• _DATASET EXTRACT_
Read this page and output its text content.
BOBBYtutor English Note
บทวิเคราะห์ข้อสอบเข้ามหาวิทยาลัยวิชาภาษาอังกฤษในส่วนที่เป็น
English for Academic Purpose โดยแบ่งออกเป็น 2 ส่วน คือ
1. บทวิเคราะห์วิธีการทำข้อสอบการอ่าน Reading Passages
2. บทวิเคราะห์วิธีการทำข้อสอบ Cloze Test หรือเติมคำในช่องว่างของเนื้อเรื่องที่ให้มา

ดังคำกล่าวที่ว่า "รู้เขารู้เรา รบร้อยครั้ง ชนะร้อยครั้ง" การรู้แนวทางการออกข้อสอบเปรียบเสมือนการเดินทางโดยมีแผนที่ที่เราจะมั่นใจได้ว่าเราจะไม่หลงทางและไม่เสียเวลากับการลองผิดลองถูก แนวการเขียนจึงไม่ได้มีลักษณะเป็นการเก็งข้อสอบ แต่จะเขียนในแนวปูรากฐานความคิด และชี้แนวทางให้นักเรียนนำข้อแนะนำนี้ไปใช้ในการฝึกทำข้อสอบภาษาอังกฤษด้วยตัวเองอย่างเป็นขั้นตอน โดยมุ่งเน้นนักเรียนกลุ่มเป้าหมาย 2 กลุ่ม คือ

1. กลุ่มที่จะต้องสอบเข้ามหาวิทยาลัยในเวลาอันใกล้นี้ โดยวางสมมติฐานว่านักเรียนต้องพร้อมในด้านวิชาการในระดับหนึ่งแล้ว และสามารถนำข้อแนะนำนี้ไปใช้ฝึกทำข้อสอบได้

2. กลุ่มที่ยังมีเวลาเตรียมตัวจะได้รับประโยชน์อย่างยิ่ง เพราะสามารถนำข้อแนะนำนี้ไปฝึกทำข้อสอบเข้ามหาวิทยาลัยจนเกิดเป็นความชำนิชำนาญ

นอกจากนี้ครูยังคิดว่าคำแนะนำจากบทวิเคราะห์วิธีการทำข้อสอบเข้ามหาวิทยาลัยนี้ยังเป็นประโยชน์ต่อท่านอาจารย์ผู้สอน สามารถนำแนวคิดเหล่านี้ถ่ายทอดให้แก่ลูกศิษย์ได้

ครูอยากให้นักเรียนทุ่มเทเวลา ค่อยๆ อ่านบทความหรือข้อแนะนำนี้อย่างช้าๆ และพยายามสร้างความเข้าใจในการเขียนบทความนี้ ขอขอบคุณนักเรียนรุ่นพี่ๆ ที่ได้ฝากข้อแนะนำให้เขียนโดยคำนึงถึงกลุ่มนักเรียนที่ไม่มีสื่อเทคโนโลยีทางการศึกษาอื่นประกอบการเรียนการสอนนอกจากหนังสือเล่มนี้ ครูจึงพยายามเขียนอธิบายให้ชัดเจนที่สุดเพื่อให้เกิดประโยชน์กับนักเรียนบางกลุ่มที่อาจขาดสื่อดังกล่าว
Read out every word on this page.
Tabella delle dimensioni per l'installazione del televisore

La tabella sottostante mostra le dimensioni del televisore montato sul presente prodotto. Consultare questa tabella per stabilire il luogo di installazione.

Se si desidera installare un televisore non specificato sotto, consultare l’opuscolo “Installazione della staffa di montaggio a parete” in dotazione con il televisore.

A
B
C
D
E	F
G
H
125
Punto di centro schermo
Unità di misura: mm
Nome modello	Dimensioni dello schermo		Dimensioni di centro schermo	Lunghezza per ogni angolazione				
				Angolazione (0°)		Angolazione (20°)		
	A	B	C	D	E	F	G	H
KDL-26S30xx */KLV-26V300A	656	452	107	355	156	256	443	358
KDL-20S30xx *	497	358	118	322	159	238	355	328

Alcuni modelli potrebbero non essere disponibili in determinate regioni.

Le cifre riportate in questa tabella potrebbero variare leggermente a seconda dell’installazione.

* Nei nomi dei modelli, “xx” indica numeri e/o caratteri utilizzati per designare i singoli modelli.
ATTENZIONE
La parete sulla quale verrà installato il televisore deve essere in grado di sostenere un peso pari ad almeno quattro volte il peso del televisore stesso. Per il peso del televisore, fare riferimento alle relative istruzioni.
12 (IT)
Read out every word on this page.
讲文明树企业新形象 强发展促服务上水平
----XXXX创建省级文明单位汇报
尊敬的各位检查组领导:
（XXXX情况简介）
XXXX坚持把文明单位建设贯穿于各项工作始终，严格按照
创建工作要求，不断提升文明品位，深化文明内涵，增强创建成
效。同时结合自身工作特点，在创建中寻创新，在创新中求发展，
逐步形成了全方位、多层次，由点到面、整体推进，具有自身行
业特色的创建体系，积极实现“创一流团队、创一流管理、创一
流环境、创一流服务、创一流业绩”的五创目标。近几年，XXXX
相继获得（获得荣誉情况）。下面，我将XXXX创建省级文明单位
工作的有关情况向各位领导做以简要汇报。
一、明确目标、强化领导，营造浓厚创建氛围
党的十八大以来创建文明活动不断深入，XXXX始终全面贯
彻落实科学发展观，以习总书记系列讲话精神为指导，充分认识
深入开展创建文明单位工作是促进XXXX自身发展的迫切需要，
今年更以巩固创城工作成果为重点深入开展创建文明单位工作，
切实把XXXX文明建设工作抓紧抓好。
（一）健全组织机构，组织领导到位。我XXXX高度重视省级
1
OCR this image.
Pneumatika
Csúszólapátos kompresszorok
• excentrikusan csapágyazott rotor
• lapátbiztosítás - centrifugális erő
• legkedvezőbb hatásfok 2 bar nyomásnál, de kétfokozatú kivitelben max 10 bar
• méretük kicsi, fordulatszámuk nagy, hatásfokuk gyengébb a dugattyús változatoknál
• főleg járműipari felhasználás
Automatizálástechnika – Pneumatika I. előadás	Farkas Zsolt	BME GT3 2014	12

• _STATED GOAL_
Extract the complete data, matching each line exactly.

• _SOLUTION_
Read this page and output its text content.
BOBBYtutor English Note
บทวิเคราะห์ข้อสอบเข้ามหาวิทยาลัยวิชาภาษาอังกฤษในส่วนที่เป็น
English for Academic Purpose โดยแบ่งออกเป็น 2 ส่วน คือ
1. บทวิเคราะห์วิธีการทำข้อสอบการอ่าน Reading Passages
2. บทวิเคราะห์วิธีการทำข้อสอบ Cloze Test หรือเติมคำในช่องว่างของเนื้อเรื่องที่ให้มา

ดังคำกล่าวที่ว่า "รู้เขารู้เรา รบร้อยครั้ง ชนะร้อยครั้ง" การรู้แนวทางการออกข้อสอบเปรียบเสมือนการเดินทางโดยมีแผนที่ที่เราจะมั่นใจได้ว่าเราจะไม่หลงทางและไม่เสียเวลากับการลองผิดลองถูก แนวการเขียนจึงไม่ได้มีลักษณะเป็นการเก็งข้อสอบ แต่จะเขียนในแนวปูรากฐานความคิด และชี้แนวทางให้นักเรียนนำข้อแนะนำนี้ไปใช้ในการฝึกทำข้อสอบภาษาอังกฤษด้วยตัวเองอย่างเป็นขั้นตอน โดยมุ่งเน้นนักเรียนกลุ่มเป้าหมาย 2 กลุ่ม คือ

1. กลุ่มที่จะต้องสอบเข้ามหาวิทยาลัยในเวลาอันใกล้นี้ โดยวางสมมติฐานว่านักเรียนต้องพร้อมในด้านวิชาการในระดับหนึ่งแล้ว และสามารถนำข้อแนะนำนี้ไปใช้ฝึกทำข้อสอบได้

2. กลุ่มที่ยังมีเวลาเตรียมตัวจะได้รับประโยชน์อย่างยิ่ง เพราะสามารถนำข้อแนะนำนี้ไปฝึกทำข้อสอบเข้ามหาวิทยาลัยจนเกิดเป็นความชำนิชำนาญ

นอกจากนี้ครูยังคิดว่าคำแนะนำจากบทวิเคราะห์วิธีการทำข้อสอบเข้ามหาวิทยาลัยนี้ยังเป็นประโยชน์ต่อท่านอาจารย์ผู้สอน สามารถนำแนวคิดเหล่านี้ถ่ายทอดให้แก่ลูกศิษย์ได้

ครูอยากให้นักเรียนทุ่มเทเวลา ค่อยๆ อ่านบทความหรือข้อแนะนำนี้อย่างช้าๆ และพยายามสร้างความเข้าใจในการเขียนบทความนี้ ขอขอบคุณนักเรียนรุ่นพี่ๆ ที่ได้ฝากข้อแนะนำให้เขียนโดยคำนึงถึงกลุ่มนักเรียนที่ไม่มีสื่อเทคโนโลยีทางการศึกษาอื่นประกอบการเรียนการสอนนอกจากหนังสือเล่มนี้ ครูจึงพยายามเขียนอธิบายให้ชัดเจนที่สุดเพื่อให้เกิดประโยชน์กับนักเรียนบางกลุ่มที่อาจขาดสื่อดังกล่าว
Read out every word on this page.
Tabella delle dimensioni per l'installazione del televisore

La tabella sottostante mostra le dimensioni del televisore montato sul presente prodotto. Consultare questa tabella per stabilire il luogo di installazione.

Se si desidera installare un televisore non specificato sotto, consultare l’opuscolo “Installazione della staffa di montaggio a parete” in dotazione con il televisore.

A
B
C
D
E	F
G
H
125
Punto di centro schermo
Unità di misura: mm
Nome modello	Dimensioni dello schermo		Dimensioni di centro schermo	Lunghezza per ogni angolazione				
				Angolazione (0°)		Angolazione (20°)		
	A	B	C	D	E	F	G	H
KDL-26S30xx */KLV-26V300A	656	452	107	355	156	256	443	358
KDL-20S30xx *	497	358	118	322	159	238	355	328

Alcuni modelli potrebbero non essere disponibili in determinate regioni.

Le cifre riportate in questa tabella potrebbero variare leggermente a seconda dell’installazione.

* Nei nomi dei modelli, “xx” indica numeri e/o caratteri utilizzati per designare i singoli modelli.
ATTENZIONE
La parete sulla quale verrà installato il televisore deve essere in grado di sostenere un peso pari ad almeno quattro volte il peso del televisore stesso. Per il peso del televisore, fare riferimento alle relative istruzioni.
12 (IT)
Read out every word on this page.
讲文明树企业新形象 强发展促服务上水平
----XXXX创建省级文明单位汇报
尊敬的各位检查组领导:
（XXXX情况简介）
XXXX坚持把文明单位建设贯穿于各项工作始终，严格按照
创建工作要求，不断提升文明品位，深化文明内涵，增强创建成
效。同时结合自身工作特点，在创建中寻创新，在创新中求发展，
逐步形成了全方位、多层次，由点到面、整体推进，具有自身行
业特色的创建体系，积极实现“创一流团队、创一流管理、创一
流环境、创一流服务、创一流业绩”的五创目标。近几年，XXXX
相继获得（获得荣誉情况）。下面，我将XXXX创建省级文明单位
工作的有关情况向各位领导做以简要汇报。
一、明确目标、强化领导，营造浓厚创建氛围
党的十八大以来创建文明活动不断深入，XXXX始终全面贯
彻落实科学发展观，以习总书记系列讲话精神为指导，充分认识
深入开展创建文明单位工作是促进XXXX自身发展的迫切需要，
今年更以巩固创城工作成果为重点深入开展创建文明单位工作，
切实把XXXX文明建设工作抓紧抓好。
（一）健全组织机构，组织领导到位。我XXXX高度重视省级
1
OCR this image.
Pneumatika
Csúszólapátos kompresszorok
• excentrikusan csapágyazott rotor
• lapátbiztosítás - centrifugális erő
• legkedvezőbb hatásfok 2 bar nyomásnál, de kétfokozatú kivitelben max 10 bar
• méretük kicsi, fordulatszámuk nagy, hatásfokuk gyengébb a dugattyús változatoknál
• főleg járműipari felhasználás
Automatizálástechnika – Pneumatika I. előadás	Farkas Zsolt	BME GT3 2014	12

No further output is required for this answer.